What is needed
The records below must be output exactly, without pictures.

[Recorded data]

★ ★ ★ ★ ★ ★ ★

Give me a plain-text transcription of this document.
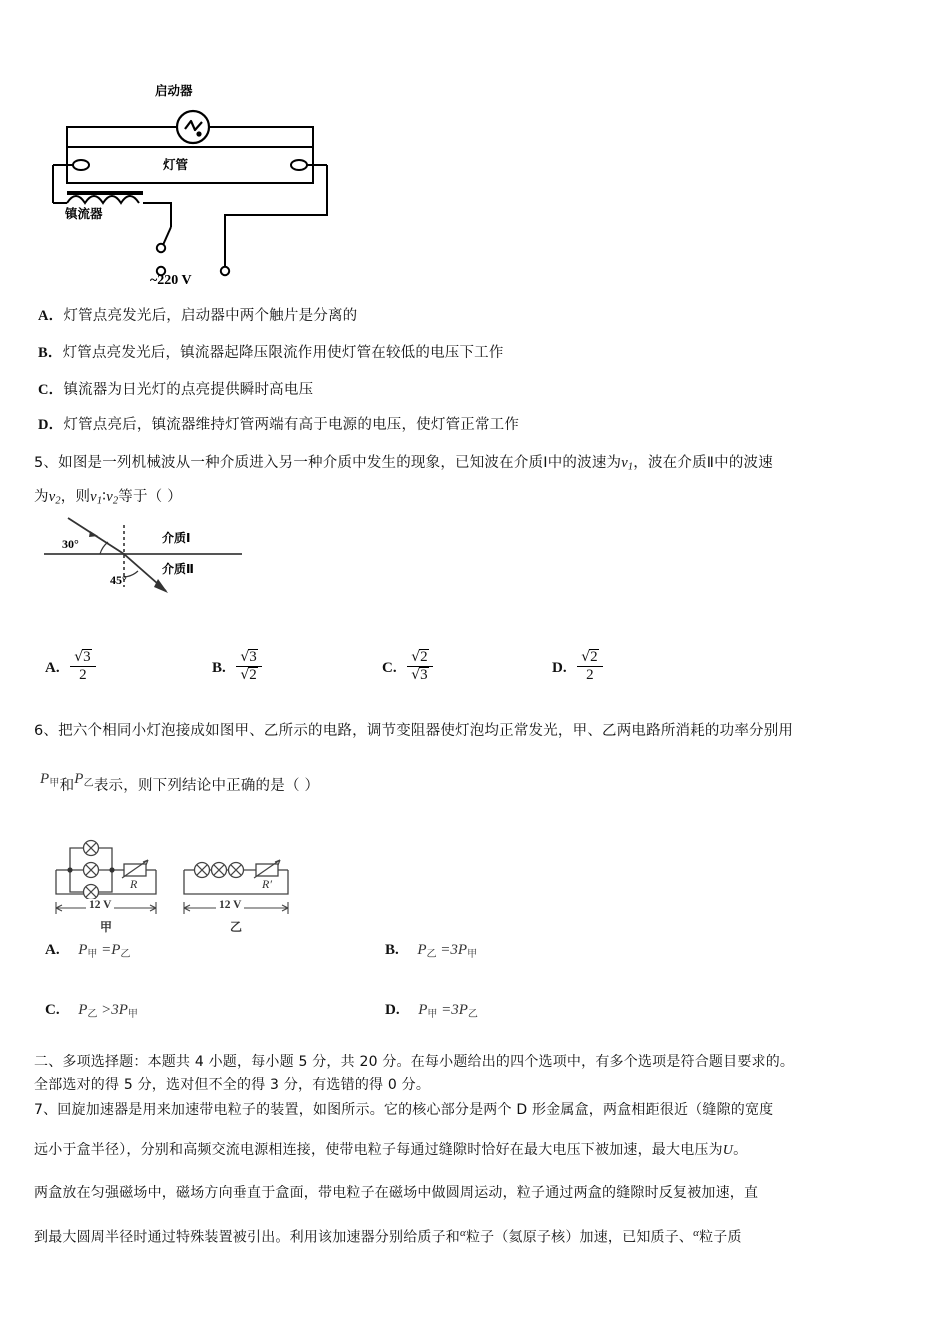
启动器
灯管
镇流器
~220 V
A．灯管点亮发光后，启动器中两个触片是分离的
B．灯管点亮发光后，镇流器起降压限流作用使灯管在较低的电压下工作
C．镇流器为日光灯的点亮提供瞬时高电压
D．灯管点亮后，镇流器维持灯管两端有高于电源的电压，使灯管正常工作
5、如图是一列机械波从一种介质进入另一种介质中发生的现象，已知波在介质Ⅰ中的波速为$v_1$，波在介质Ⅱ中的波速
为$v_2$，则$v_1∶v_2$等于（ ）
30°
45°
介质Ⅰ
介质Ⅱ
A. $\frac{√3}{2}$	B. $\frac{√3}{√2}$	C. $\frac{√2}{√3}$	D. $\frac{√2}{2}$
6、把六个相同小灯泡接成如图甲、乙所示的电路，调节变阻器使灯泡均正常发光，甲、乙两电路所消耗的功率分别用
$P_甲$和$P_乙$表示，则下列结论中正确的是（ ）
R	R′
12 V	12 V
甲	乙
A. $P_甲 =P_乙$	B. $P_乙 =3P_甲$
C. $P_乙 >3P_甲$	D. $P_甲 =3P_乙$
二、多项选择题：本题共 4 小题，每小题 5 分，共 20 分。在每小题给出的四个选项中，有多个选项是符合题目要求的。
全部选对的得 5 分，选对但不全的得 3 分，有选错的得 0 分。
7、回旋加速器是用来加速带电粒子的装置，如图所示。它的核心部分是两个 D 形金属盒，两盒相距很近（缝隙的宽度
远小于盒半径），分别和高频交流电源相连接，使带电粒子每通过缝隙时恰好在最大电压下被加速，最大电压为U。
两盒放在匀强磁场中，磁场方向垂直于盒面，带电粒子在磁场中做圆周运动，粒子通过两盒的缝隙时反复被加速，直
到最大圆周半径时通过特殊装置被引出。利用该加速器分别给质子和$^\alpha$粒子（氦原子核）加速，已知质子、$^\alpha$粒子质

★ ★ ★ ★ ★ ★ ★

Worked solution
Give me a plain-text transcription of this document.
启动器
灯管
镇流器
~220 V
A．灯管点亮发光后，启动器中两个触片是分离的
B．灯管点亮发光后，镇流器起降压限流作用使灯管在较低的电压下工作
C．镇流器为日光灯的点亮提供瞬时高电压
D．灯管点亮后，镇流器维持灯管两端有高于电源的电压，使灯管正常工作
5、如图是一列机械波从一种介质进入另一种介质中发生的现象，已知波在介质Ⅰ中的波速为$v_1$，波在介质Ⅱ中的波速
为$v_2$，则$v_1∶v_2$等于（ ）
30°
45°
介质Ⅰ
介质Ⅱ
A. $\frac{√3}{2}$	B. $\frac{√3}{√2}$	C. $\frac{√2}{√3}$	D. $\frac{√2}{2}$
6、把六个相同小灯泡接成如图甲、乙所示的电路，调节变阻器使灯泡均正常发光，甲、乙两电路所消耗的功率分别用
$P_甲$和$P_乙$表示，则下列结论中正确的是（ ）
R	R′
12 V	12 V
甲	乙
A. $P_甲 =P_乙$	B. $P_乙 =3P_甲$
C. $P_乙 >3P_甲$	D. $P_甲 =3P_乙$
二、多项选择题：本题共 4 小题，每小题 5 分，共 20 分。在每小题给出的四个选项中，有多个选项是符合题目要求的。
全部选对的得 5 分，选对但不全的得 3 分，有选错的得 0 分。
7、回旋加速器是用来加速带电粒子的装置，如图所示。它的核心部分是两个 D 形金属盒，两盒相距很近（缝隙的宽度
远小于盒半径），分别和高频交流电源相连接，使带电粒子每通过缝隙时恰好在最大电压下被加速，最大电压为U。
两盒放在匀强磁场中，磁场方向垂直于盒面，带电粒子在磁场中做圆周运动，粒子通过两盒的缝隙时反复被加速，直
到最大圆周半径时通过特殊装置被引出。利用该加速器分别给质子和$^\alpha$粒子（氦原子核）加速，已知质子、$^\alpha$粒子质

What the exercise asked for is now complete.